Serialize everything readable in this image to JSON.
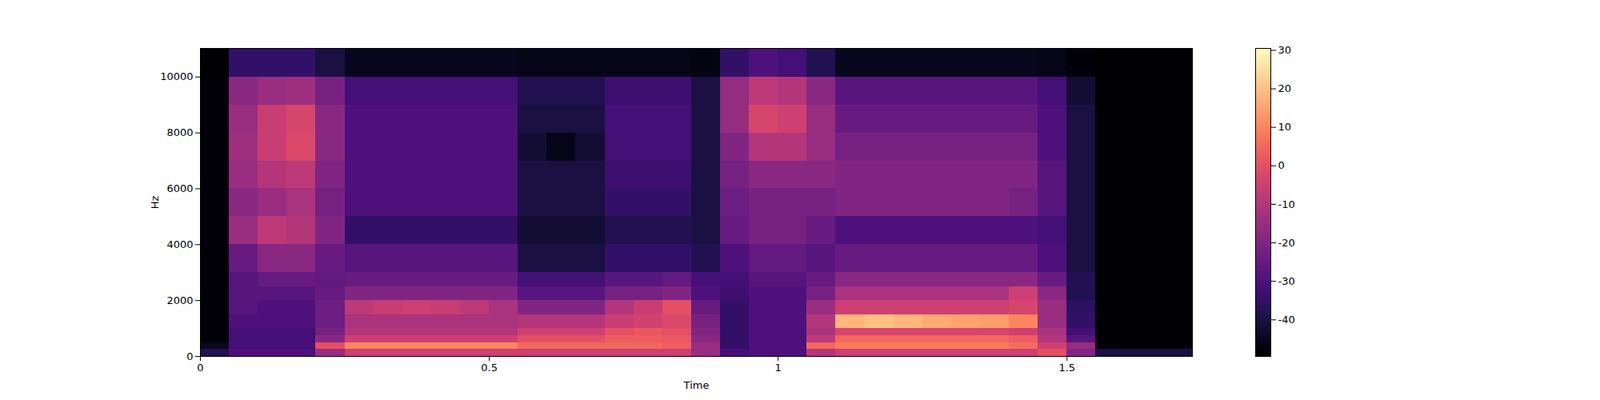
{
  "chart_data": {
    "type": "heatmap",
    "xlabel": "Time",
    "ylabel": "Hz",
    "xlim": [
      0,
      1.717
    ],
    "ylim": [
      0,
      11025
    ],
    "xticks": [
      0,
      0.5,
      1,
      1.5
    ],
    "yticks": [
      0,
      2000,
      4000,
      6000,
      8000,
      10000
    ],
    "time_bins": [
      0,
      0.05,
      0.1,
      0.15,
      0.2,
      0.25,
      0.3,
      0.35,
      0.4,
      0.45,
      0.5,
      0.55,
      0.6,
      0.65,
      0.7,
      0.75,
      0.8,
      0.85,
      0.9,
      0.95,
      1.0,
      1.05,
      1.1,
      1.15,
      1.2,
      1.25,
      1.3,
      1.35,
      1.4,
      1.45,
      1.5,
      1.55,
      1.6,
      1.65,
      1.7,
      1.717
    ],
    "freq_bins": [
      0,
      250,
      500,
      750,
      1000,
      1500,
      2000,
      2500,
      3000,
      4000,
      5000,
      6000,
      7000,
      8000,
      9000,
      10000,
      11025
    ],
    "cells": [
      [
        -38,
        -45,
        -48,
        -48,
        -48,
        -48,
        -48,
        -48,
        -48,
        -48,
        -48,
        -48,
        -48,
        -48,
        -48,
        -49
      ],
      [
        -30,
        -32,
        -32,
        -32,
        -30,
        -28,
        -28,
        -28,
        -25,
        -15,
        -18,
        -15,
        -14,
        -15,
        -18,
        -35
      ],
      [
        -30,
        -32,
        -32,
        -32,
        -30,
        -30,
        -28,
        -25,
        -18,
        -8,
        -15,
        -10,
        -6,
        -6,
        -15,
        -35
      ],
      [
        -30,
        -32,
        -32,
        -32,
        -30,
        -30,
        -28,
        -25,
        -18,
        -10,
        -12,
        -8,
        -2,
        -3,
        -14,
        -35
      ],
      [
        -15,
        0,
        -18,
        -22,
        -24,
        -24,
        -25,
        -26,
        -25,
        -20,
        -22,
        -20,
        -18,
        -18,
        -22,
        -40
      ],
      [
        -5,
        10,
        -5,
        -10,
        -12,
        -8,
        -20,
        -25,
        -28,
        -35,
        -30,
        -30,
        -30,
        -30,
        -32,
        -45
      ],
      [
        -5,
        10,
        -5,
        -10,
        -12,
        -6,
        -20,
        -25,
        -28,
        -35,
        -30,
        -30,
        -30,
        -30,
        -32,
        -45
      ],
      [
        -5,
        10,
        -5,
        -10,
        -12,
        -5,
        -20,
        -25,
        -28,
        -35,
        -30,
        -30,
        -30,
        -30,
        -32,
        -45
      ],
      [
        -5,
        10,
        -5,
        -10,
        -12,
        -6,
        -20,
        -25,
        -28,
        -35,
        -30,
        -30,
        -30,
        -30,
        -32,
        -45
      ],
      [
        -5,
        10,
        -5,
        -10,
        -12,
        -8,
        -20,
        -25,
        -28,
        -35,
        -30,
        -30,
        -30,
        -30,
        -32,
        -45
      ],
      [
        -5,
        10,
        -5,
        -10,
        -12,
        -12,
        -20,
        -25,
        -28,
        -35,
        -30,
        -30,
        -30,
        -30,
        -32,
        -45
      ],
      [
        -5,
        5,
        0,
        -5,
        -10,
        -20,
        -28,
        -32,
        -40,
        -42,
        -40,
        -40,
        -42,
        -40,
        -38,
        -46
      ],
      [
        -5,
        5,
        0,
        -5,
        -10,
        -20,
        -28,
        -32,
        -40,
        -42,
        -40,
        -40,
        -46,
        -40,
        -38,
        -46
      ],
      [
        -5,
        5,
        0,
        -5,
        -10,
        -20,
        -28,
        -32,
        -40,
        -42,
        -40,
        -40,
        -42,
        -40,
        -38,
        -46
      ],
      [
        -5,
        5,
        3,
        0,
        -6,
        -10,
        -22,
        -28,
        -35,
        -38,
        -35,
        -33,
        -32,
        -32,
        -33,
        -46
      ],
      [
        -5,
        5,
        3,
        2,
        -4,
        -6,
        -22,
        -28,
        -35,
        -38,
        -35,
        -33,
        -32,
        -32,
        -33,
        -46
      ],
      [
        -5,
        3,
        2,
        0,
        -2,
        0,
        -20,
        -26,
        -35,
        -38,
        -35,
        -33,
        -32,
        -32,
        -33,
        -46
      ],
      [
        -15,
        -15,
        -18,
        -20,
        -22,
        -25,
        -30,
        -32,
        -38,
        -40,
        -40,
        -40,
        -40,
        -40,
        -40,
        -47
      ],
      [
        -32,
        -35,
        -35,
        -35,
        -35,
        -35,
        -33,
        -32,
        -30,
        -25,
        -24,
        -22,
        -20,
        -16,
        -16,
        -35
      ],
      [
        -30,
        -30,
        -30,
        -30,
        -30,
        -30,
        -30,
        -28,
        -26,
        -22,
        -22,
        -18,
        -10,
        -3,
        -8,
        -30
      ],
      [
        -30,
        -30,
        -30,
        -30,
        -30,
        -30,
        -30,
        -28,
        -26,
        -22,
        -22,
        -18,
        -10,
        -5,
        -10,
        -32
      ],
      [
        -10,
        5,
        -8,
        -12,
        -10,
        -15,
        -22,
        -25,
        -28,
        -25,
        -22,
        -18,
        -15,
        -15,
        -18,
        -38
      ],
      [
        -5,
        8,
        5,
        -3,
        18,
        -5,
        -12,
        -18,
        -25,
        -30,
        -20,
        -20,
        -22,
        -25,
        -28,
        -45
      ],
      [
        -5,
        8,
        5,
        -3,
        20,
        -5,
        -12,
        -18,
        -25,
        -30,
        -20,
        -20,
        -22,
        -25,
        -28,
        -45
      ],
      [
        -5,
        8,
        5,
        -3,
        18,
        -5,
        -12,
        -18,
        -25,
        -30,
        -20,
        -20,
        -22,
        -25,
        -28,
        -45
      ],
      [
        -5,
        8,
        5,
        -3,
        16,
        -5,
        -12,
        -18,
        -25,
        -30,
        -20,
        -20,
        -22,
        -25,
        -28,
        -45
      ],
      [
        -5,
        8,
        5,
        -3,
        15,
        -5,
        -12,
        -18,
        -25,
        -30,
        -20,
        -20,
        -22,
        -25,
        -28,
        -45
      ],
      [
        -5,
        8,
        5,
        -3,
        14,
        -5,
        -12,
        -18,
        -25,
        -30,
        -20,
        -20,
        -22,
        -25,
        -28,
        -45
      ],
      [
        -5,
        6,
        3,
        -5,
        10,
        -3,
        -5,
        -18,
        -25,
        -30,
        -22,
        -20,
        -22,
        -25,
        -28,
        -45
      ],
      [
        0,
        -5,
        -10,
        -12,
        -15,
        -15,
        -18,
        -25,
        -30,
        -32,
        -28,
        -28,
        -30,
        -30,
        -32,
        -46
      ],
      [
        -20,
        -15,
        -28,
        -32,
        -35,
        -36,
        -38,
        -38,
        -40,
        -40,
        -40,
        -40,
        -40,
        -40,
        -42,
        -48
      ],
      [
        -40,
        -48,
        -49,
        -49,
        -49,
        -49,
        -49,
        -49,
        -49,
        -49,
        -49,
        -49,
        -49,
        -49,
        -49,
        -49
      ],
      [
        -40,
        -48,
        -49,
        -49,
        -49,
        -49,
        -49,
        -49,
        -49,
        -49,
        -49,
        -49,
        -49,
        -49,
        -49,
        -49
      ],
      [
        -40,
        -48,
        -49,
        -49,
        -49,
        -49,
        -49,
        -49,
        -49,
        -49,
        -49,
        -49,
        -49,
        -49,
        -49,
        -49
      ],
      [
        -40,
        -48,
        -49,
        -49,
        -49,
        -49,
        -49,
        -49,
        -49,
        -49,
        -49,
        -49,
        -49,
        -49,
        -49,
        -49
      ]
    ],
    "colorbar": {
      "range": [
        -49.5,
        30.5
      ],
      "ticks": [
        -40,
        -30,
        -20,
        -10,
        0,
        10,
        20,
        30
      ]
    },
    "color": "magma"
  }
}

---

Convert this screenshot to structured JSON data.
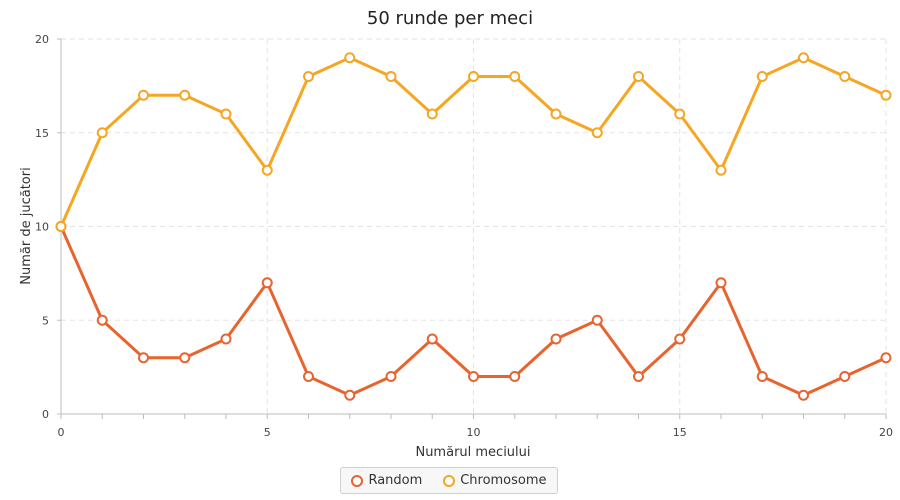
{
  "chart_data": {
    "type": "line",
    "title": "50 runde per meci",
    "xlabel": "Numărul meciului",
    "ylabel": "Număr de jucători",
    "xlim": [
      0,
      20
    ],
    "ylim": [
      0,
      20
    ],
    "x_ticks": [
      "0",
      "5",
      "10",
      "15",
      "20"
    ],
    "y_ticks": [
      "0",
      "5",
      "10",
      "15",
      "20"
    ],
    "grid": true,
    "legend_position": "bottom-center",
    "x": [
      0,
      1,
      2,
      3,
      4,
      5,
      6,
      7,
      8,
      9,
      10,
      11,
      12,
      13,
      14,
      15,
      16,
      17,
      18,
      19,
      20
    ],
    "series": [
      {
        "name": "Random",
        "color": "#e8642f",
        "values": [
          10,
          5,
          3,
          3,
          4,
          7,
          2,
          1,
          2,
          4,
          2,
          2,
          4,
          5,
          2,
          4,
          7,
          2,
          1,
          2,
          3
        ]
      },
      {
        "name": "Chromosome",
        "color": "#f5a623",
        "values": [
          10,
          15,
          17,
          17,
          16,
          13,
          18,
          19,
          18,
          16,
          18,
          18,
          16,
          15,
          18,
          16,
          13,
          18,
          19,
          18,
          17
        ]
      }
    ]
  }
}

• [What is being asked] All lines that include "JSON" are to be gathered and copied.

• [Complete output]
Serialize everything readable in this image to JSON.
Convert this screenshot to structured JSON data.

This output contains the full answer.